The problem ▸
Lines that contain "xlabel" are to be counted; give only their number.

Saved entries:

━━━

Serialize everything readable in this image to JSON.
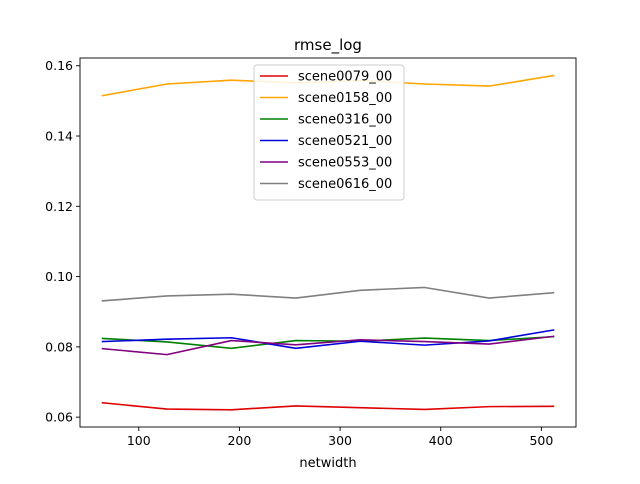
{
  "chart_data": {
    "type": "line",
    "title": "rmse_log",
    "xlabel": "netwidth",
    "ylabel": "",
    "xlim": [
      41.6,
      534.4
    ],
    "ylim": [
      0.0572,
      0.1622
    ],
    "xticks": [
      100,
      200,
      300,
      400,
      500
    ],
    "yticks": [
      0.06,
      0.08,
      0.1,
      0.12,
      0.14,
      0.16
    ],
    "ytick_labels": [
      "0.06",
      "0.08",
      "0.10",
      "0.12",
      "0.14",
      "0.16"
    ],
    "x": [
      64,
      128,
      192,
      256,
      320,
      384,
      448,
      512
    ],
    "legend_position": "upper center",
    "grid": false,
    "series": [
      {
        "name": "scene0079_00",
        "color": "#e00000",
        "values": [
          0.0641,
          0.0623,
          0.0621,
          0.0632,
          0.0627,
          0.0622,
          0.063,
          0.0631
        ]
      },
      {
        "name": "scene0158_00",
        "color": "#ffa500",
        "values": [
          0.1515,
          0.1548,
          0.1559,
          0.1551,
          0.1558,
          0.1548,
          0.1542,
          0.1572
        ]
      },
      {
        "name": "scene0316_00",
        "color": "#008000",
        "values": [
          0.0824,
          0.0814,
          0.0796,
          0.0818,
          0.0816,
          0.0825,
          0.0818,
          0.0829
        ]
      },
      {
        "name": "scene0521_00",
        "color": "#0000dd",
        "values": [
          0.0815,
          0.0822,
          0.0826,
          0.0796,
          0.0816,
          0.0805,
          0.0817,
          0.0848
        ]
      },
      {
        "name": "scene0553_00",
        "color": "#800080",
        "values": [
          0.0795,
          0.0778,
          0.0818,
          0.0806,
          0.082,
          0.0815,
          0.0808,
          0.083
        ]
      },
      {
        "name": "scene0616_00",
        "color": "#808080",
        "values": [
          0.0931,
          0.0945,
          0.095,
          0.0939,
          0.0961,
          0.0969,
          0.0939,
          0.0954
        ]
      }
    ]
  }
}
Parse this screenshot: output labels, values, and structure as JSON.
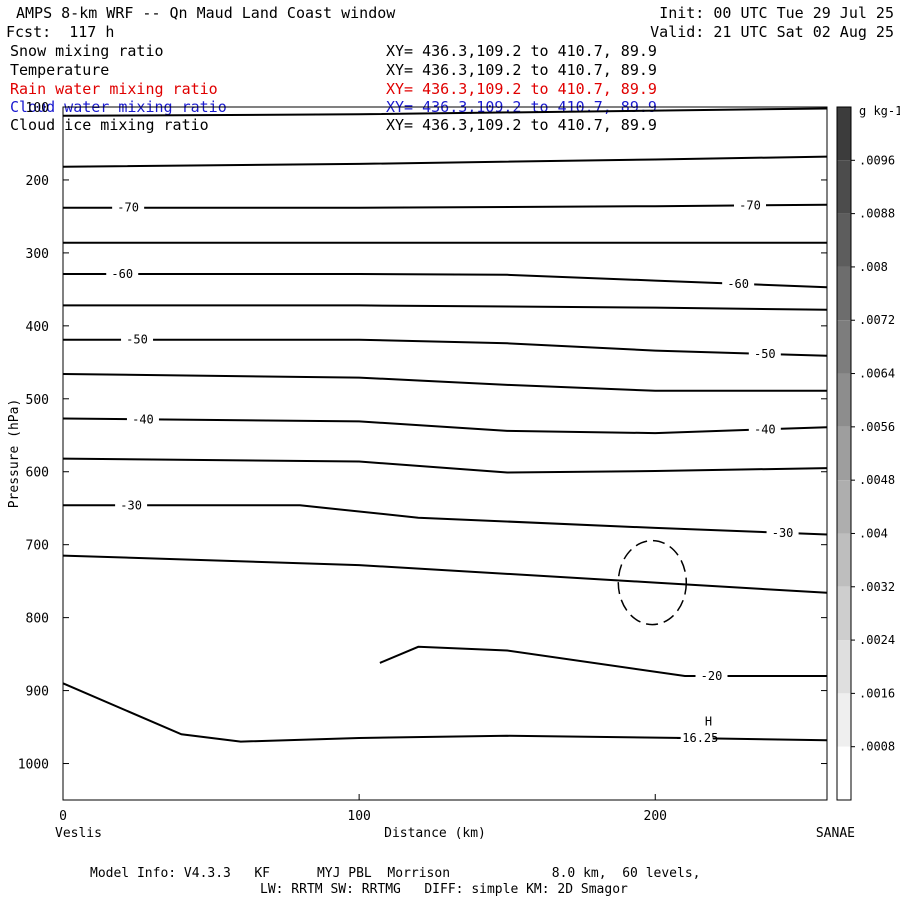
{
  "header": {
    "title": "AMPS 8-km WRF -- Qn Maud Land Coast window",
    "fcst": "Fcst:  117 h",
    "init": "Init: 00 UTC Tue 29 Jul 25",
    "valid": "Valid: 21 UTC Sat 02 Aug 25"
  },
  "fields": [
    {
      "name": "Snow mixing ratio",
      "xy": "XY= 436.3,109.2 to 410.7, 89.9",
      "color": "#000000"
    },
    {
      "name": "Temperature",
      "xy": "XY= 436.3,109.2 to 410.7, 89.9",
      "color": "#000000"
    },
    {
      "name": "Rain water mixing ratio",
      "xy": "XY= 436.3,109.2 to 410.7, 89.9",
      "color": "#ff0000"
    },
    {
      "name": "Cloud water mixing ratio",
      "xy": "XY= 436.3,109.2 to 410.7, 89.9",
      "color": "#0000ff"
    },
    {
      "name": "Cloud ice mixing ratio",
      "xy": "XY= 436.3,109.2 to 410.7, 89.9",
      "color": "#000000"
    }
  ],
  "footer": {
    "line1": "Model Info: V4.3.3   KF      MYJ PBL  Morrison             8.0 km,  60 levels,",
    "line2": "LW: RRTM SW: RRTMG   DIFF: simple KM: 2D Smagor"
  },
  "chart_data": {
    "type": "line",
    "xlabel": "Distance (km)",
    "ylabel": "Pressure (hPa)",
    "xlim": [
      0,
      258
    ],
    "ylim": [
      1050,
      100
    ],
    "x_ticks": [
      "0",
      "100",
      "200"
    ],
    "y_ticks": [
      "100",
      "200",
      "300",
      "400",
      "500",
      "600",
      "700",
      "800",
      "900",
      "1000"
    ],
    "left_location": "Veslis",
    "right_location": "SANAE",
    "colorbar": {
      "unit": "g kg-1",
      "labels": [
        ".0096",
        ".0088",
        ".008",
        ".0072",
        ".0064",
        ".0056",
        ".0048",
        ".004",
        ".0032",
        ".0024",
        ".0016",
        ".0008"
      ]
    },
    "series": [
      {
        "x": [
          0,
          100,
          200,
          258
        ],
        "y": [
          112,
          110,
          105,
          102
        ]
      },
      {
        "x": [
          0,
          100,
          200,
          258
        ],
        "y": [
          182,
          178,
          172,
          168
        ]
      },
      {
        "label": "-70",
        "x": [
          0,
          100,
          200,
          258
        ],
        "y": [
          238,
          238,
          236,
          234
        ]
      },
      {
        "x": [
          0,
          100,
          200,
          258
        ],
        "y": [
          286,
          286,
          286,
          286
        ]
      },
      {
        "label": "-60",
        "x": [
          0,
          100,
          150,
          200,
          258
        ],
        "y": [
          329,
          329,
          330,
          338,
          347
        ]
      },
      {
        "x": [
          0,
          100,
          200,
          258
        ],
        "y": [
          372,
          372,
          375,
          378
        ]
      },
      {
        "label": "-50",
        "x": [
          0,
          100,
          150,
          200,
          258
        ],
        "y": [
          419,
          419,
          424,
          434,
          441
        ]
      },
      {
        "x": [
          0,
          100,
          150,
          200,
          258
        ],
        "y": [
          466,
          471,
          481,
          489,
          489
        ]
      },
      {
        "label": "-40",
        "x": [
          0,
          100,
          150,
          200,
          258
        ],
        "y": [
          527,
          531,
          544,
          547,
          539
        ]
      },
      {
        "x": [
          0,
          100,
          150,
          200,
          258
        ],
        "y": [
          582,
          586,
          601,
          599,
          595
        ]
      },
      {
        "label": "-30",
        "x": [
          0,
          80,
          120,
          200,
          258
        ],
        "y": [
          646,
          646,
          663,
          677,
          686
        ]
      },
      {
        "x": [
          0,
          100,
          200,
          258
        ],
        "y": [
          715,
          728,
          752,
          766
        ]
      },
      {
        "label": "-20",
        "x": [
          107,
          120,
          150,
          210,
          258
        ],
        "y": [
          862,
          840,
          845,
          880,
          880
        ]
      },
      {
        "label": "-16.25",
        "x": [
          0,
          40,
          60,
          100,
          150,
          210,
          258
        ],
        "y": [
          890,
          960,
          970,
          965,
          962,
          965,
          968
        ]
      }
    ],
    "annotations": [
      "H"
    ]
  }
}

━━━

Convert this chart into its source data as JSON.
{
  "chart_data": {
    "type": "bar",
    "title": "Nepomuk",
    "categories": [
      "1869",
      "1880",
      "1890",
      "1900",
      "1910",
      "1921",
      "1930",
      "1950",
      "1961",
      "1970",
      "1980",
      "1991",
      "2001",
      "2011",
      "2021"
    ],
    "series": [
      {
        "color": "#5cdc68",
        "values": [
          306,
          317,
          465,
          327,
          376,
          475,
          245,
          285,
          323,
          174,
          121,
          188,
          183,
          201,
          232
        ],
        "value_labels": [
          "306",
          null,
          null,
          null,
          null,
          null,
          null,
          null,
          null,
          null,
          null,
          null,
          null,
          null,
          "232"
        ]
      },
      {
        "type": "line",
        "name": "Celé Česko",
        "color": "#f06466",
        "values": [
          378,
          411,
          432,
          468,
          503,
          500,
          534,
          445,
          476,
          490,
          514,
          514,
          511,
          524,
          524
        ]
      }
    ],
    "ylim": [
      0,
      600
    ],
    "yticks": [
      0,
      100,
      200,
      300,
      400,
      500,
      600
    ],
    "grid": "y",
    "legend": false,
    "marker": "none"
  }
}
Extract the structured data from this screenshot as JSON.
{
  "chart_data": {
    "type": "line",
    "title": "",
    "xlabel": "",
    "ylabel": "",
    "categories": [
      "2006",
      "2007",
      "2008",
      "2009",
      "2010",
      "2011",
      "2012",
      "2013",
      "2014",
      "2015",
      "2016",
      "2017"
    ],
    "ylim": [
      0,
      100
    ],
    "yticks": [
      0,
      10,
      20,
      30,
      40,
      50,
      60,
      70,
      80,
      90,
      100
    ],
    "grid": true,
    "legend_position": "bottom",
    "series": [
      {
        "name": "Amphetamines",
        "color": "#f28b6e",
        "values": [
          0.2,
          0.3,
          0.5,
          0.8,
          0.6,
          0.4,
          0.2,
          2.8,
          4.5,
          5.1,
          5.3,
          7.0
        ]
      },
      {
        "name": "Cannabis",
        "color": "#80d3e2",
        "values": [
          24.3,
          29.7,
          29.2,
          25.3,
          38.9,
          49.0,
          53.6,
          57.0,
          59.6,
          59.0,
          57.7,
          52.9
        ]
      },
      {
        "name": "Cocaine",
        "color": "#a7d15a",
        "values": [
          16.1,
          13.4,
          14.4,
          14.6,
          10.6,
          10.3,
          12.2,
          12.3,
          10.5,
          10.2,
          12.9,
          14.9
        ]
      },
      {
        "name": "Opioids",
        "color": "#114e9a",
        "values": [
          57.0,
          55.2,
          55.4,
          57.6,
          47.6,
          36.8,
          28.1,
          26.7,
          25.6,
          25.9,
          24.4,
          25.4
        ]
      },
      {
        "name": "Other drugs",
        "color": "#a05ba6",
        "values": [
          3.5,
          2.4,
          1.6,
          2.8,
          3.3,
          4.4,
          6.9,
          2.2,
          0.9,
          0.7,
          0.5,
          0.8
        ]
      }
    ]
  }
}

━━━

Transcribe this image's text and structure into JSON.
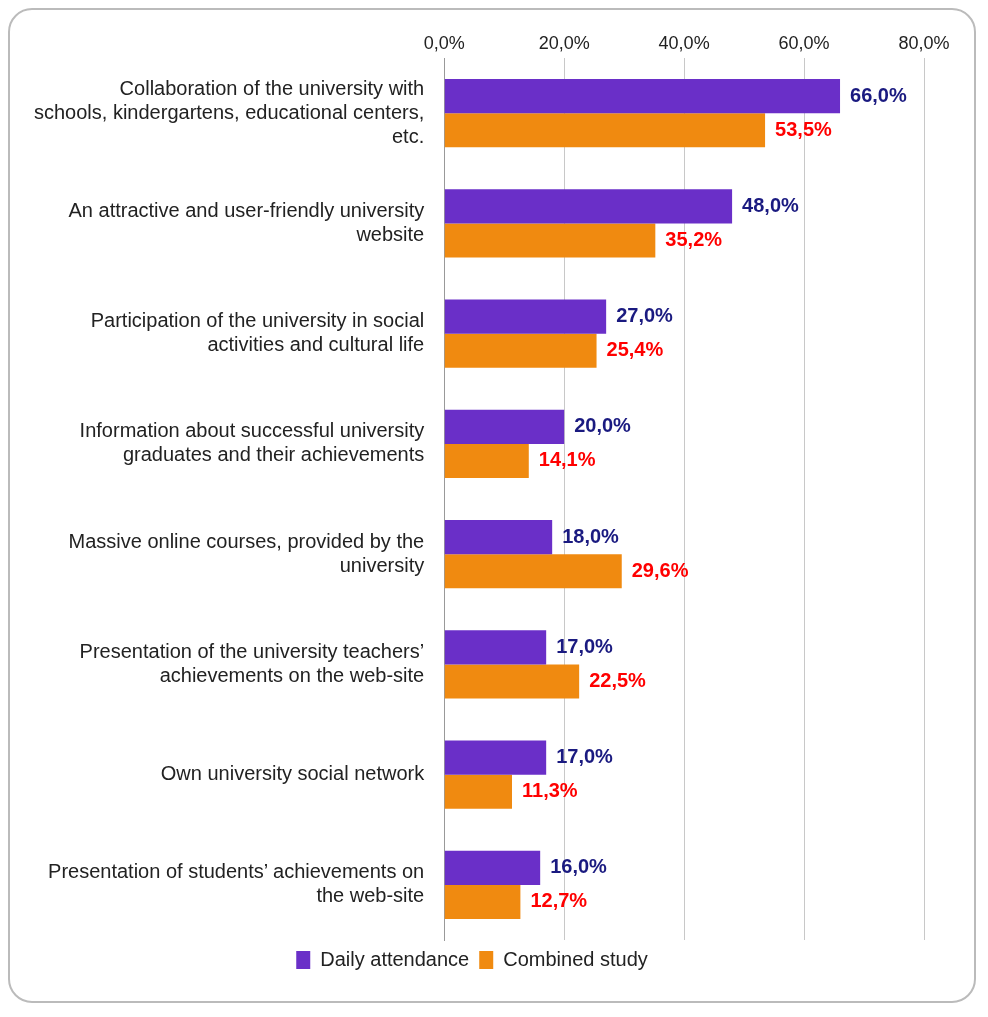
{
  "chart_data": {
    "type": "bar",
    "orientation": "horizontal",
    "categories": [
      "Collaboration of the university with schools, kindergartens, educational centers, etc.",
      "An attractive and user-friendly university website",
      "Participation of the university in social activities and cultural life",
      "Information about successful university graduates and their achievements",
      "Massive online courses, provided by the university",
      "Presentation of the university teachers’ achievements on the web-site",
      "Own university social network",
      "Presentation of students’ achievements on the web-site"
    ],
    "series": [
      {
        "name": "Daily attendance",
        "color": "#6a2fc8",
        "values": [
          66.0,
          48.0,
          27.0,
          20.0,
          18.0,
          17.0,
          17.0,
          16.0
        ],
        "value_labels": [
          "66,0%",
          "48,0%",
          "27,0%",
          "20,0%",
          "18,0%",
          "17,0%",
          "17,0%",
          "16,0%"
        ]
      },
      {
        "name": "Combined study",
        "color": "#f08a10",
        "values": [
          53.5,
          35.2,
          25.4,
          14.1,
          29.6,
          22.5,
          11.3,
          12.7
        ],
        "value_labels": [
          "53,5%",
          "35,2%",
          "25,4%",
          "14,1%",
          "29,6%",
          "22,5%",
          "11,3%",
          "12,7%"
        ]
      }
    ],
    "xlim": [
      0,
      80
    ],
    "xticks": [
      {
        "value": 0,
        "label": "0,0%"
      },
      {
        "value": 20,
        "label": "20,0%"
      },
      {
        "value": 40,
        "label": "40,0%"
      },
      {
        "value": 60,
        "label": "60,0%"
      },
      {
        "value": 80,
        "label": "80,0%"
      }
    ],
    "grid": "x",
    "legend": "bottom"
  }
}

━━━

Result for this exercise ▸
3